══ Material shown

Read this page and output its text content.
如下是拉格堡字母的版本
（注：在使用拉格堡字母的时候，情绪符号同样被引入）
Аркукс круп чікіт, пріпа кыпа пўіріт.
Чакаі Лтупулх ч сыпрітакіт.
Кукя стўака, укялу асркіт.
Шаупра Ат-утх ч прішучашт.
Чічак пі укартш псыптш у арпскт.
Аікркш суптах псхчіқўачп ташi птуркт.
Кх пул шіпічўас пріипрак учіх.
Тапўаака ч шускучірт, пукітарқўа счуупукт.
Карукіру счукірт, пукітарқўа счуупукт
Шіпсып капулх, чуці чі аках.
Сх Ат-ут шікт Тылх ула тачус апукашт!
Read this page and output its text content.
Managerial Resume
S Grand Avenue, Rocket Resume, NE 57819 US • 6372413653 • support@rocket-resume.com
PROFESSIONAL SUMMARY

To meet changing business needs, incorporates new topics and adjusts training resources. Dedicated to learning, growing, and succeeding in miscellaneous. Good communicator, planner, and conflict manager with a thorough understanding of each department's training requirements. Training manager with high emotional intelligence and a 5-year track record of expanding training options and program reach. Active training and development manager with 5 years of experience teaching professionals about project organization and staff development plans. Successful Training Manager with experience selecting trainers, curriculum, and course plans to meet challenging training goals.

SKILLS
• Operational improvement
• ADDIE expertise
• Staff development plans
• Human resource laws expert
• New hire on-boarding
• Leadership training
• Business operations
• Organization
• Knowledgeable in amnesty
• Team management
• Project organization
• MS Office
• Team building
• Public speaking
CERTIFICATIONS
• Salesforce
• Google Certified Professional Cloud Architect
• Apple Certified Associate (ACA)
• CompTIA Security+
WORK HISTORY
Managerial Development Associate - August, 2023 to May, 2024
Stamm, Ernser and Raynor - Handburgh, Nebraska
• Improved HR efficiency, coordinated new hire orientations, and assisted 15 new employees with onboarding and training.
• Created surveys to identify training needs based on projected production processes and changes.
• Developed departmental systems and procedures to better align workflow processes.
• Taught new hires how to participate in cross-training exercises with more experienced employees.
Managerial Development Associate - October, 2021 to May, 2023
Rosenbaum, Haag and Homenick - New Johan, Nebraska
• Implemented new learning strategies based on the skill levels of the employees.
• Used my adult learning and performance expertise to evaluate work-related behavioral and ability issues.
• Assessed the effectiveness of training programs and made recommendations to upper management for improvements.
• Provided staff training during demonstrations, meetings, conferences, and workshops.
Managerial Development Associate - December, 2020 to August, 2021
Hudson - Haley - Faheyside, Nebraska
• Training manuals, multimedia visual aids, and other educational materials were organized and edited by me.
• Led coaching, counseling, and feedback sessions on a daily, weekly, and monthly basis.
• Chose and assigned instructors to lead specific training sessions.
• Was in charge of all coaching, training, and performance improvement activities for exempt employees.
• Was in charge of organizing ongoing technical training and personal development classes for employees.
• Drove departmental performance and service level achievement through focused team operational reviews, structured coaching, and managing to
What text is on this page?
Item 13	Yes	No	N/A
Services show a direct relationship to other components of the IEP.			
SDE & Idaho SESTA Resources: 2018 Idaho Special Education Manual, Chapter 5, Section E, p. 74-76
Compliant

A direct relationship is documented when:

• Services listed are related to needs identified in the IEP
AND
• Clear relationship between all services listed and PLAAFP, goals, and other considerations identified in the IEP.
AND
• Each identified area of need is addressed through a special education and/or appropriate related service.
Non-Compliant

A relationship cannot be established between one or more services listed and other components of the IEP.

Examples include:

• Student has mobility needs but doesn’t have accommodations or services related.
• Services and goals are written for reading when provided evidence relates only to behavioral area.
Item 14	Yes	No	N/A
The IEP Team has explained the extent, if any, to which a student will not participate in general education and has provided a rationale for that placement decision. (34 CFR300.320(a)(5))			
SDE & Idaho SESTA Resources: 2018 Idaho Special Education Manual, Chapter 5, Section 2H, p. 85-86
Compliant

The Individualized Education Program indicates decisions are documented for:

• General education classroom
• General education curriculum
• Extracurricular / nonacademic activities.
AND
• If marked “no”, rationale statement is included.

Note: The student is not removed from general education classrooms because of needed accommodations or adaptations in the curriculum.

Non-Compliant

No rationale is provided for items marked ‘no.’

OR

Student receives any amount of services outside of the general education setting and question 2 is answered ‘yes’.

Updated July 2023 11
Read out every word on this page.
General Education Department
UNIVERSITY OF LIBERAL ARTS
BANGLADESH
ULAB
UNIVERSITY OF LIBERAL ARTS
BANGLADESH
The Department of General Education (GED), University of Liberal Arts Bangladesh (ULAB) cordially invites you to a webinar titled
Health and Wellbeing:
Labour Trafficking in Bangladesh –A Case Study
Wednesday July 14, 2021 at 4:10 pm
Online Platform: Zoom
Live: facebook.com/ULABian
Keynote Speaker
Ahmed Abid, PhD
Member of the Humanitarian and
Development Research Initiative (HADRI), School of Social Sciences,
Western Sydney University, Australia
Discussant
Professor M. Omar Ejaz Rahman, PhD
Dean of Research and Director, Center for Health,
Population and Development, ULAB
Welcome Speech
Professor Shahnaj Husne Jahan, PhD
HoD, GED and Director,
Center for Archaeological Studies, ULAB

════

## Problem description
Reproduce the entire listing word for word.

## Correct output
Read this page and output its text content.
如下是拉格堡字母的版本
（注：在使用拉格堡字母的时候，情绪符号同样被引入）
Аркукс круп чікіт, пріпа кыпа пўіріт.
Чакаі Лтупулх ч сыпрітакіт.
Кукя стўака, укялу асркіт.
Шаупра Ат-утх ч прішучашт.
Чічак пі укартш псыптш у арпскт.
Аікркш суптах псхчіқўачп ташi птуркт.
Кх пул шіпічўас пріипрак учіх.
Тапўаака ч шускучірт, пукітарқўа счуупукт.
Карукіру счукірт, пукітарқўа счуупукт
Шіпсып капулх, чуці чі аках.
Сх Ат-ут шікт Тылх ула тачус апукашт!
Read this page and output its text content.
Managerial Resume
S Grand Avenue, Rocket Resume, NE 57819 US • 6372413653 • support@rocket-resume.com
PROFESSIONAL SUMMARY

To meet changing business needs, incorporates new topics and adjusts training resources. Dedicated to learning, growing, and succeeding in miscellaneous. Good communicator, planner, and conflict manager with a thorough understanding of each department's training requirements. Training manager with high emotional intelligence and a 5-year track record of expanding training options and program reach. Active training and development manager with 5 years of experience teaching professionals about project organization and staff development plans. Successful Training Manager with experience selecting trainers, curriculum, and course plans to meet challenging training goals.

SKILLS
• Operational improvement
• ADDIE expertise
• Staff development plans
• Human resource laws expert
• New hire on-boarding
• Leadership training
• Business operations
• Organization
• Knowledgeable in amnesty
• Team management
• Project organization
• MS Office
• Team building
• Public speaking
CERTIFICATIONS
• Salesforce
• Google Certified Professional Cloud Architect
• Apple Certified Associate (ACA)
• CompTIA Security+
WORK HISTORY
Managerial Development Associate - August, 2023 to May, 2024
Stamm, Ernser and Raynor - Handburgh, Nebraska
• Improved HR efficiency, coordinated new hire orientations, and assisted 15 new employees with onboarding and training.
• Created surveys to identify training needs based on projected production processes and changes.
• Developed departmental systems and procedures to better align workflow processes.
• Taught new hires how to participate in cross-training exercises with more experienced employees.
Managerial Development Associate - October, 2021 to May, 2023
Rosenbaum, Haag and Homenick - New Johan, Nebraska
• Implemented new learning strategies based on the skill levels of the employees.
• Used my adult learning and performance expertise to evaluate work-related behavioral and ability issues.
• Assessed the effectiveness of training programs and made recommendations to upper management for improvements.
• Provided staff training during demonstrations, meetings, conferences, and workshops.
Managerial Development Associate - December, 2020 to August, 2021
Hudson - Haley - Faheyside, Nebraska
• Training manuals, multimedia visual aids, and other educational materials were organized and edited by me.
• Led coaching, counseling, and feedback sessions on a daily, weekly, and monthly basis.
• Chose and assigned instructors to lead specific training sessions.
• Was in charge of all coaching, training, and performance improvement activities for exempt employees.
• Was in charge of organizing ongoing technical training and personal development classes for employees.
• Drove departmental performance and service level achievement through focused team operational reviews, structured coaching, and managing to
What text is on this page?
Item 13	Yes	No	N/A
Services show a direct relationship to other components of the IEP.			
SDE & Idaho SESTA Resources: 2018 Idaho Special Education Manual, Chapter 5, Section E, p. 74-76
Compliant

A direct relationship is documented when:

• Services listed are related to needs identified in the IEP
AND
• Clear relationship between all services listed and PLAAFP, goals, and other considerations identified in the IEP.
AND
• Each identified area of need is addressed through a special education and/or appropriate related service.
Non-Compliant

A relationship cannot be established between one or more services listed and other components of the IEP.

Examples include:

• Student has mobility needs but doesn’t have accommodations or services related.
• Services and goals are written for reading when provided evidence relates only to behavioral area.
Item 14	Yes	No	N/A
The IEP Team has explained the extent, if any, to which a student will not participate in general education and has provided a rationale for that placement decision. (34 CFR300.320(a)(5))			
SDE & Idaho SESTA Resources: 2018 Idaho Special Education Manual, Chapter 5, Section 2H, p. 85-86
Compliant

The Individualized Education Program indicates decisions are documented for:

• General education classroom
• General education curriculum
• Extracurricular / nonacademic activities.
AND
• If marked “no”, rationale statement is included.

Note: The student is not removed from general education classrooms because of needed accommodations or adaptations in the curriculum.

Non-Compliant

No rationale is provided for items marked ‘no.’

OR

Student receives any amount of services outside of the general education setting and question 2 is answered ‘yes’.

Updated July 2023 11
Read out every word on this page.
General Education Department
UNIVERSITY OF LIBERAL ARTS
BANGLADESH
ULAB
UNIVERSITY OF LIBERAL ARTS
BANGLADESH
The Department of General Education (GED), University of Liberal Arts Bangladesh (ULAB) cordially invites you to a webinar titled
Health and Wellbeing:
Labour Trafficking in Bangladesh –A Case Study
Wednesday July 14, 2021 at 4:10 pm
Online Platform: Zoom
Live: facebook.com/ULABian
Keynote Speaker
Ahmed Abid, PhD
Member of the Humanitarian and
Development Research Initiative (HADRI), School of Social Sciences,
Western Sydney University, Australia
Discussant
Professor M. Omar Ejaz Rahman, PhD
Dean of Research and Director, Center for Health,
Population and Development, ULAB
Welcome Speech
Professor Shahnaj Husne Jahan, PhD
HoD, GED and Director,
Center for Archaeological Studies, ULAB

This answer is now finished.